DATA EXCERPTS:
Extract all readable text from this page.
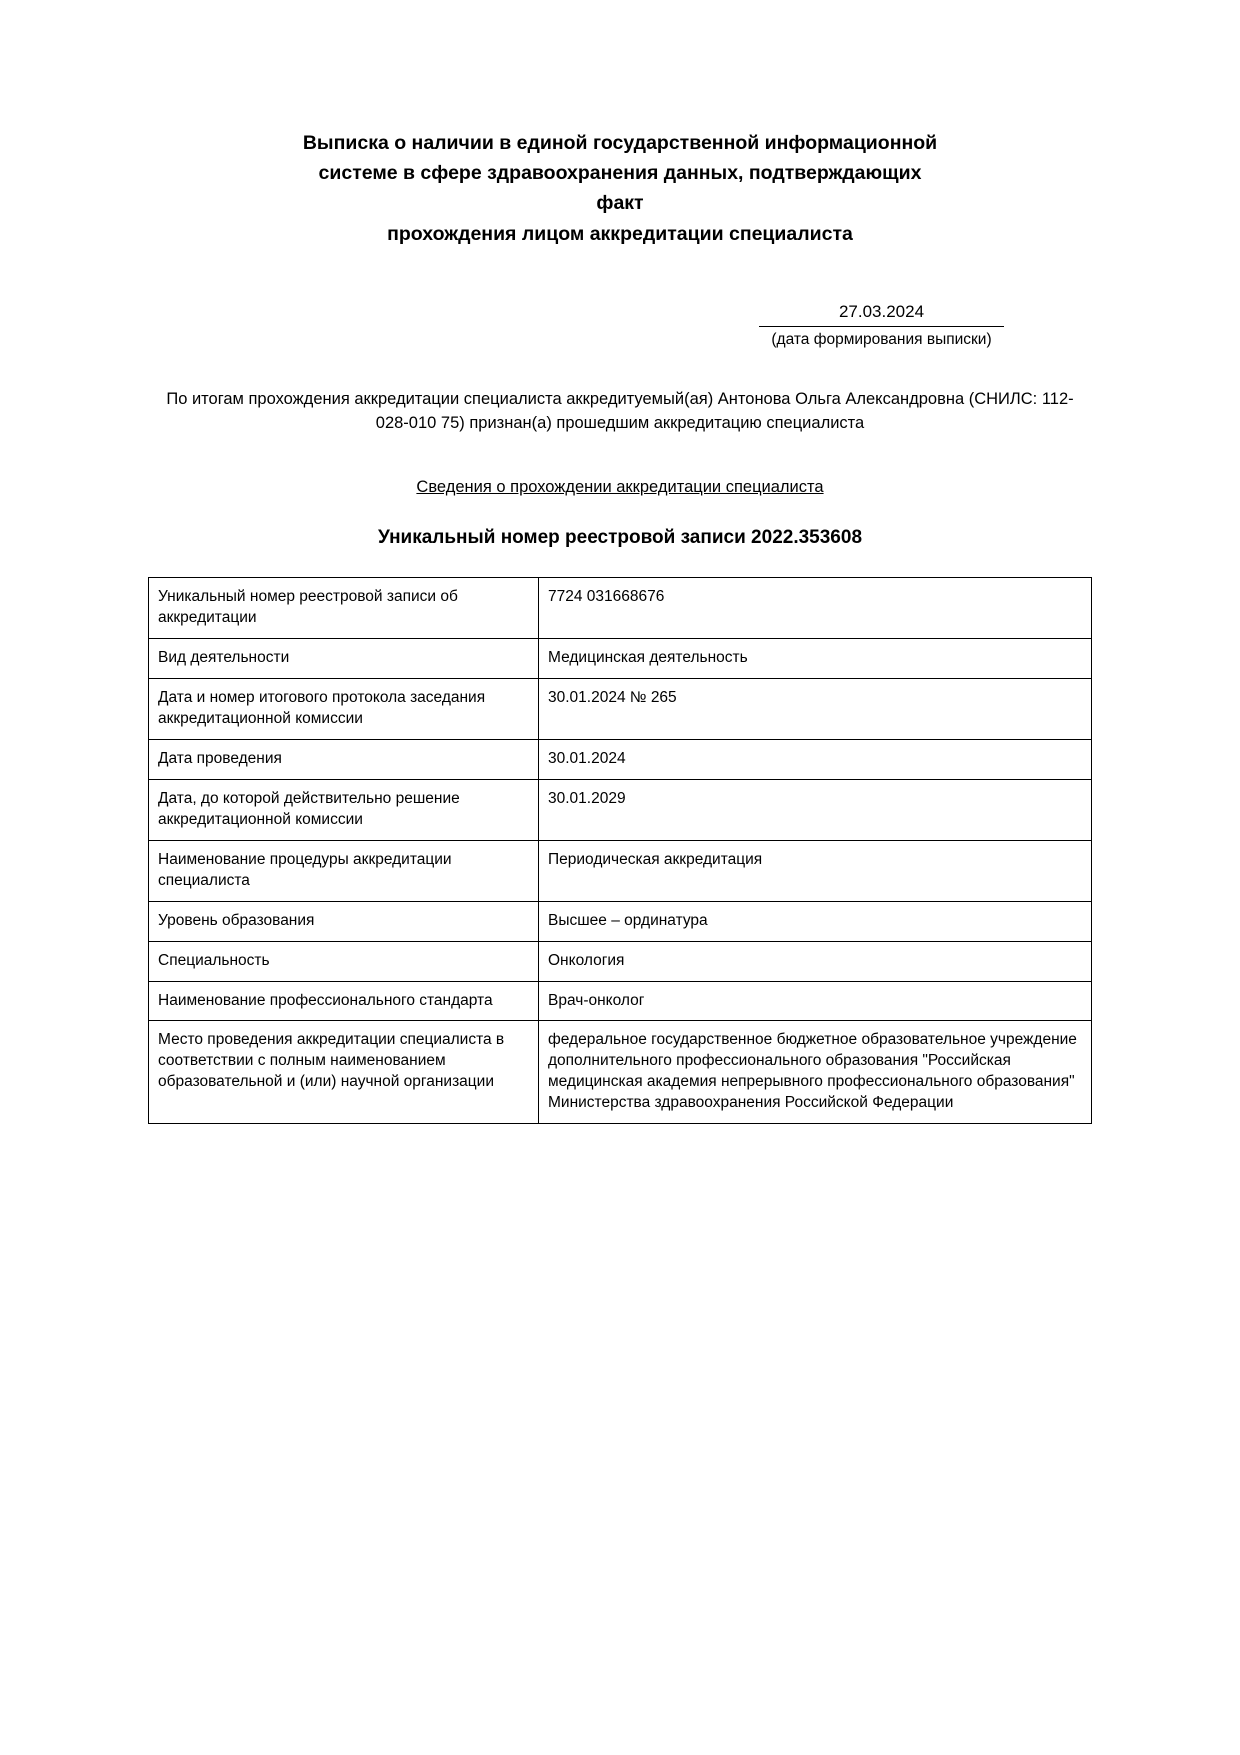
Выписка о наличии в единой государственной информационной
системе в сфере здравоохранения данных, подтверждающих факт
прохождения лицом аккредитации специалиста
27.03.2024
(дата формирования выписки)
По итогам прохождения аккредитации специалиста аккредитуемый(ая) Антонова Ольга Александровна (СНИЛС: 112-028-010 75) признан(а) прошедшим аккредитацию специалиста
Сведения о прохождении аккредитации специалиста
Уникальный номер реестровой записи 2022.353608
Уникальный номер реестровой записи об аккредитации	7724 031668676
Вид деятельности	Медицинская деятельность
Дата и номер итогового протокола заседания аккредитационной комиссии	30.01.2024 № 265
Дата проведения	30.01.2024
Дата, до которой действительно решение аккредитационной комиссии	30.01.2029
Наименование процедуры аккредитации специалиста	Периодическая аккредитация
Уровень образования	Высшее – ординатура
Специальность	Онкология
Наименование профессионального стандарта	Врач-онколог
Место проведения аккредитации специалиста в соответствии с полным наименованием образовательной и (или) научной организации	федеральное государственное бюджетное образовательное учреждение дополнительного профессионального образования "Российская медицинская академия непрерывного профессионального образования" Министерства здравоохранения Российской Федерации
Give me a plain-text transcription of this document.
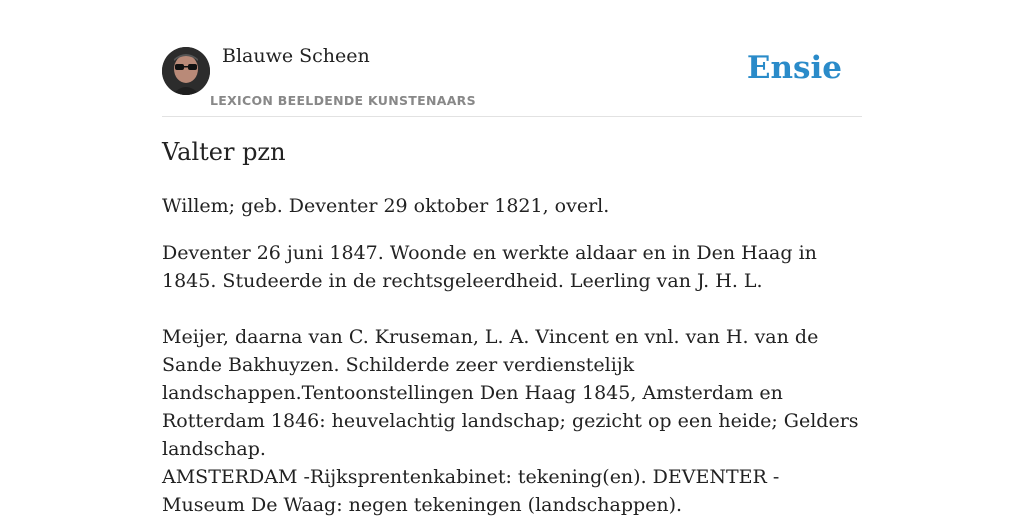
Blauwe Scheen
LEXICON BEELDENDE KUNSTENAARS
Ensie
Valter pzn

Willem; geb. Deventer 29 oktober 1821, overl.

Deventer 26 juni 1847. Woonde en werkte aldaar en in Den Haag in 1845. Studeerde in de rechtsgeleerdheid. Leerling van J. H. L.

Meijer, daarna van C. Kruseman, L. A. Vincent en vnl. van H. van de Sande Bakhuyzen. Schilderde zeer verdienstelijk landschappen.Tentoonstellingen Den Haag 1845, Amsterdam en Rotterdam 1846: heuvelachtig landschap; gezicht op een heide; Gelders landschap.

AMSTERDAM -Rijksprentenkabinet: tekening(en). DEVENTER -Museum De Waag: negen tekeningen (landschappen).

DIRECTIONS FOR THIS TASK:
A faithful copy of the records above is needed, with the pictures left out.

TASK OUTPUT:
Extract all readable text from this page.
Выписка о наличии в единой государственной информационной
системе в сфере здравоохранения данных, подтверждающих факт
прохождения лицом аккредитации специалиста
27.03.2024
(дата формирования выписки)
По итогам прохождения аккредитации специалиста аккредитуемый(ая) Антонова Ольга Александровна (СНИЛС: 112-028-010 75) признан(а) прошедшим аккредитацию специалиста
Сведения о прохождении аккредитации специалиста
Уникальный номер реестровой записи 2022.353608
Уникальный номер реестровой записи об аккредитации	7724 031668676
Вид деятельности	Медицинская деятельность
Дата и номер итогового протокола заседания аккредитационной комиссии	30.01.2024 № 265
Дата проведения	30.01.2024
Дата, до которой действительно решение аккредитационной комиссии	30.01.2029
Наименование процедуры аккредитации специалиста	Периодическая аккредитация
Уровень образования	Высшее – ординатура
Специальность	Онкология
Наименование профессионального стандарта	Врач-онколог
Место проведения аккредитации специалиста в соответствии с полным наименованием образовательной и (или) научной организации	федеральное государственное бюджетное образовательное учреждение дополнительного профессионального образования "Российская медицинская академия непрерывного профессионального образования" Министерства здравоохранения Российской Федерации
Give me a plain-text transcription of this document.
Blauwe Scheen
LEXICON BEELDENDE KUNSTENAARS
Ensie
Valter pzn

Willem; geb. Deventer 29 oktober 1821, overl.

Deventer 26 juni 1847. Woonde en werkte aldaar en in Den Haag in 1845. Studeerde in de rechtsgeleerdheid. Leerling van J. H. L.

Meijer, daarna van C. Kruseman, L. A. Vincent en vnl. van H. van de Sande Bakhuyzen. Schilderde zeer verdienstelijk landschappen.Tentoonstellingen Den Haag 1845, Amsterdam en Rotterdam 1846: heuvelachtig landschap; gezicht op een heide; Gelders landschap.

AMSTERDAM -Rijksprentenkabinet: tekening(en). DEVENTER -Museum De Waag: negen tekeningen (landschappen).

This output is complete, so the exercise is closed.